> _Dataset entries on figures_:
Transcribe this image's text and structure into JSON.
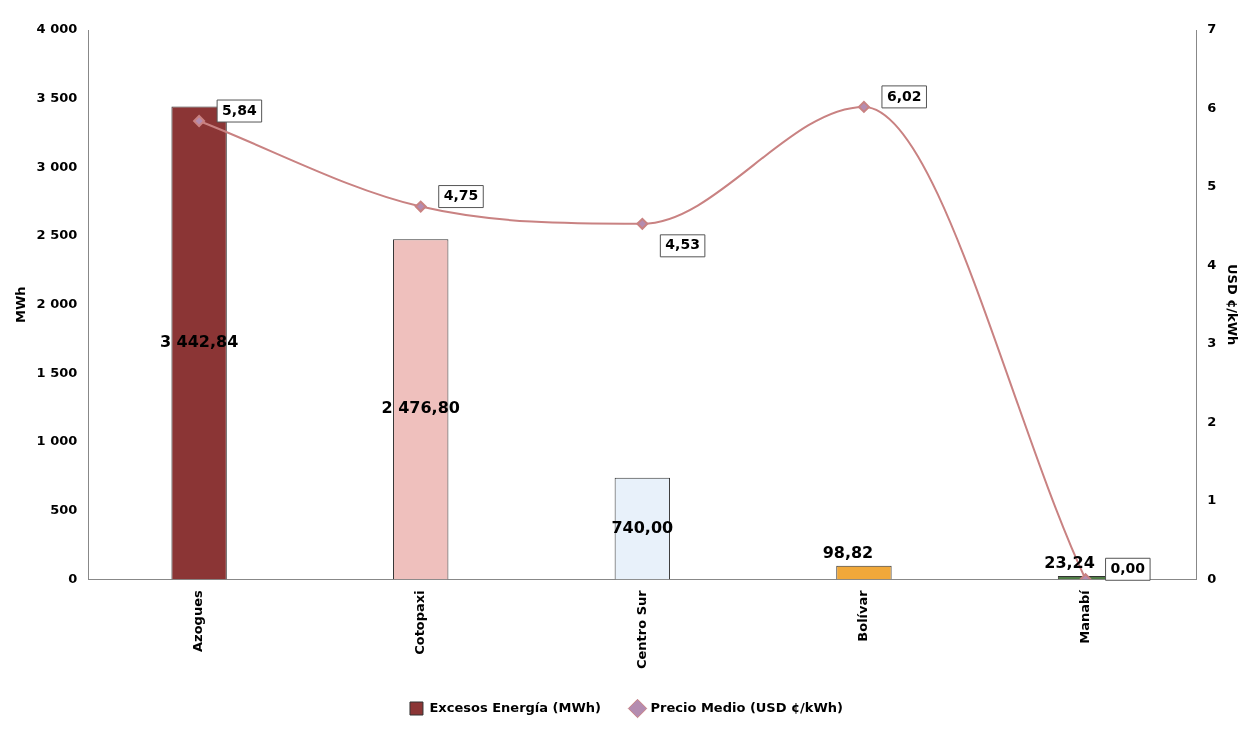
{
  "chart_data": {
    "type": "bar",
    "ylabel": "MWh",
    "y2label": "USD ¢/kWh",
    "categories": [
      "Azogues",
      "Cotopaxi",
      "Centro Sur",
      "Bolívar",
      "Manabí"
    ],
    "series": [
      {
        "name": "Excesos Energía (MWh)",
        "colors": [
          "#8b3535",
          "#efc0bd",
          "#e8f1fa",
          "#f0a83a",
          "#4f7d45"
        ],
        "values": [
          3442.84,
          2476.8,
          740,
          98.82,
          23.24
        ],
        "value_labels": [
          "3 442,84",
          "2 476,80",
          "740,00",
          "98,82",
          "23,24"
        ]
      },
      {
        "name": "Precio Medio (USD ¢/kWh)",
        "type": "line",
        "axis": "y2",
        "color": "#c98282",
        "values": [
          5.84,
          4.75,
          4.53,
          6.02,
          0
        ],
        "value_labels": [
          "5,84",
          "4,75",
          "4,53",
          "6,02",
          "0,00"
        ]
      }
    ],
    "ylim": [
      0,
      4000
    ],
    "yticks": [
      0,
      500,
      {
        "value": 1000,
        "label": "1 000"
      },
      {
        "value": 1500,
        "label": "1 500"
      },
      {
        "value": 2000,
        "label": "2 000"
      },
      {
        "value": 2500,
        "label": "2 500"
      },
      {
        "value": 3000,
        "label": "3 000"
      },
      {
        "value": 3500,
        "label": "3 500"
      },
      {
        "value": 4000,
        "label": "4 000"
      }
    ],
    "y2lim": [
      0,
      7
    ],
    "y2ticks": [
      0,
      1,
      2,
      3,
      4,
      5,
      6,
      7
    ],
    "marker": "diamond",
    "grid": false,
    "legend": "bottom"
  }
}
---
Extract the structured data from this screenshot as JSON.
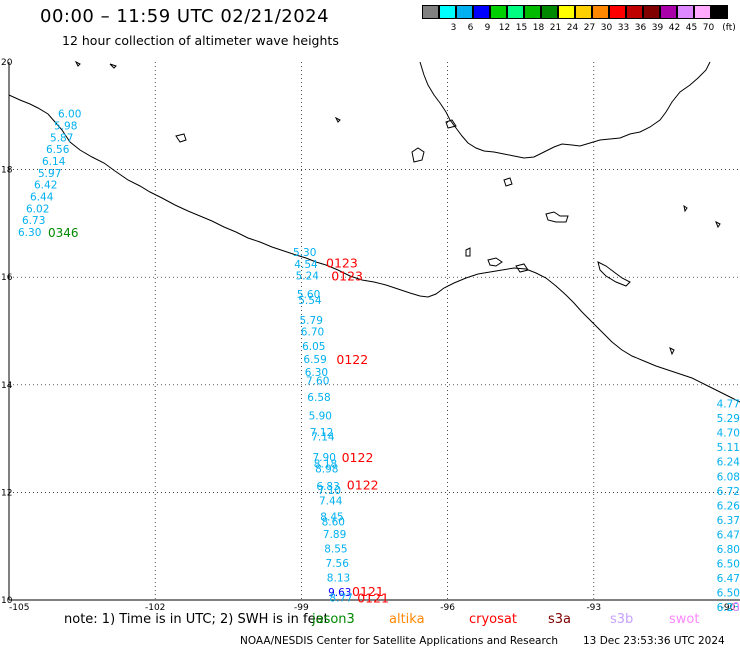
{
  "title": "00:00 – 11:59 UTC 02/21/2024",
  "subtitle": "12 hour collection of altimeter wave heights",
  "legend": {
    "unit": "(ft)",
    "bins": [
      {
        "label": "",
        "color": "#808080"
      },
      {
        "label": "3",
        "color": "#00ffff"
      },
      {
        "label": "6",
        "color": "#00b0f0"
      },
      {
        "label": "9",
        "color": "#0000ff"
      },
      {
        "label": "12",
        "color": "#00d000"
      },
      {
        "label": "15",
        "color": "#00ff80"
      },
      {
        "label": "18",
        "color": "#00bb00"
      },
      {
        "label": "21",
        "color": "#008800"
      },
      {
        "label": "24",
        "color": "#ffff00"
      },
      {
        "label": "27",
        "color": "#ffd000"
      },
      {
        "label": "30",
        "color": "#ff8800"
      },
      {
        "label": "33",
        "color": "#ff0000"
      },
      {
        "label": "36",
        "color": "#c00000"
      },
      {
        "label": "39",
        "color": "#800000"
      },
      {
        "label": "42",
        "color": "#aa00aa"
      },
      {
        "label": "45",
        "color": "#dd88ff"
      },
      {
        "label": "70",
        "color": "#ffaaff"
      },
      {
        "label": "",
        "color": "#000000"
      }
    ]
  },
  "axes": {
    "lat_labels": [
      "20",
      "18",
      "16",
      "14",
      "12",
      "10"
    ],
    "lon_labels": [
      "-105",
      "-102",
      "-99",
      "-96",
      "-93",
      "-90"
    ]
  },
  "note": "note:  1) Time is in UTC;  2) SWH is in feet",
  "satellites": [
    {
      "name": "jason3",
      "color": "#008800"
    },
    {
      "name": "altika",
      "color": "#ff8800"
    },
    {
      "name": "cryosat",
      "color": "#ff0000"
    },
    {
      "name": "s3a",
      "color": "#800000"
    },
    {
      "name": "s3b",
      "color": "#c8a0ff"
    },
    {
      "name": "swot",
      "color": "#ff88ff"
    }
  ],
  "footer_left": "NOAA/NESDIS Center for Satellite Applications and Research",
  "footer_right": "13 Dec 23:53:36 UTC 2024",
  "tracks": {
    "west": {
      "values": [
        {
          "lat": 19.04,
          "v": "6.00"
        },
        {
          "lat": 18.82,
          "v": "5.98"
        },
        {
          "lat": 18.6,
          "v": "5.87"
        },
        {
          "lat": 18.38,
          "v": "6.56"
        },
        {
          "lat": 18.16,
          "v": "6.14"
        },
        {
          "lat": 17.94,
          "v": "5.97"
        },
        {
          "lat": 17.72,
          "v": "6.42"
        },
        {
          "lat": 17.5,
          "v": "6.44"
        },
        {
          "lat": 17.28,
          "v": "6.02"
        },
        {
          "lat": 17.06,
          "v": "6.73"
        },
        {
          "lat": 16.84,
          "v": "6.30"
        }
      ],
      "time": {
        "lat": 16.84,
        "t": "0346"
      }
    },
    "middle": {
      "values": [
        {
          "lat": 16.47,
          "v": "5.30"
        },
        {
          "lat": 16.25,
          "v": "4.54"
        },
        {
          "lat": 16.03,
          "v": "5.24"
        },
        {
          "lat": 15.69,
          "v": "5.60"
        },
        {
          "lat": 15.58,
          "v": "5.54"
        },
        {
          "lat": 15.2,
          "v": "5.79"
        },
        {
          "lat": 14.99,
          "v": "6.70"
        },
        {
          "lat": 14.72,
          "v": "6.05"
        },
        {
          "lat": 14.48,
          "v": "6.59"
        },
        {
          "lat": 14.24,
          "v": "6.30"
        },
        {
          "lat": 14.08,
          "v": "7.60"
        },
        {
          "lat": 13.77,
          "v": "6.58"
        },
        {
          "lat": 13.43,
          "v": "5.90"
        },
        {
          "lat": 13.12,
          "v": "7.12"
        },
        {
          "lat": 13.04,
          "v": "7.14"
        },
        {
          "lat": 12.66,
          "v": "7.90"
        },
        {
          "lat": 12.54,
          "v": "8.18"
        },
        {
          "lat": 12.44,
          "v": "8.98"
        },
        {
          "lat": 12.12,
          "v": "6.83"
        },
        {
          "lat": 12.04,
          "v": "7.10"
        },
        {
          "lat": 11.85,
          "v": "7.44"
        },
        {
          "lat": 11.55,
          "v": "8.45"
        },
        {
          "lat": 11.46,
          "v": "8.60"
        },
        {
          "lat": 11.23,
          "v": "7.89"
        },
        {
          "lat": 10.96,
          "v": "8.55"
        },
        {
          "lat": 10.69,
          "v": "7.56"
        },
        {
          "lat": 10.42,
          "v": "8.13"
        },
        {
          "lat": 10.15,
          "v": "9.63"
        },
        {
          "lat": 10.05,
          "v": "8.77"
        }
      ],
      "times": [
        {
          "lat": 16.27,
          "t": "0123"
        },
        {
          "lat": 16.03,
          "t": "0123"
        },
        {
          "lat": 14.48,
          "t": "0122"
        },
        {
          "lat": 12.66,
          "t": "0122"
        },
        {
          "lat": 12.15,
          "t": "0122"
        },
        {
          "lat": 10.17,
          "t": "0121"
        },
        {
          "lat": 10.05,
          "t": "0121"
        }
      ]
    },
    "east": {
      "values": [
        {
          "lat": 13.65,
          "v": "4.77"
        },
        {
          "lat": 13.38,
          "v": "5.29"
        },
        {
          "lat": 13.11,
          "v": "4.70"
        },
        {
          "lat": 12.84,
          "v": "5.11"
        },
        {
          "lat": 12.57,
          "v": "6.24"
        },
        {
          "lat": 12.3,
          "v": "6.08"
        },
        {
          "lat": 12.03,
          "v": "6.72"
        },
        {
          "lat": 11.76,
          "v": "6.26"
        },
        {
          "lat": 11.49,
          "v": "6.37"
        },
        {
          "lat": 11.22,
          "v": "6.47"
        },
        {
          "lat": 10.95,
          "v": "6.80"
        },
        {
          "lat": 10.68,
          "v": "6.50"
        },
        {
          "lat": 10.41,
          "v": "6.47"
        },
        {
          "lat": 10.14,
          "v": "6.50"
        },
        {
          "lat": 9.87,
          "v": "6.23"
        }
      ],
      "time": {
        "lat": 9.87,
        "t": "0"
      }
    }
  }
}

> _Your objective_: Report how many lines in these entries contain "JSON". Answer with the number only.

> _Task output_: 2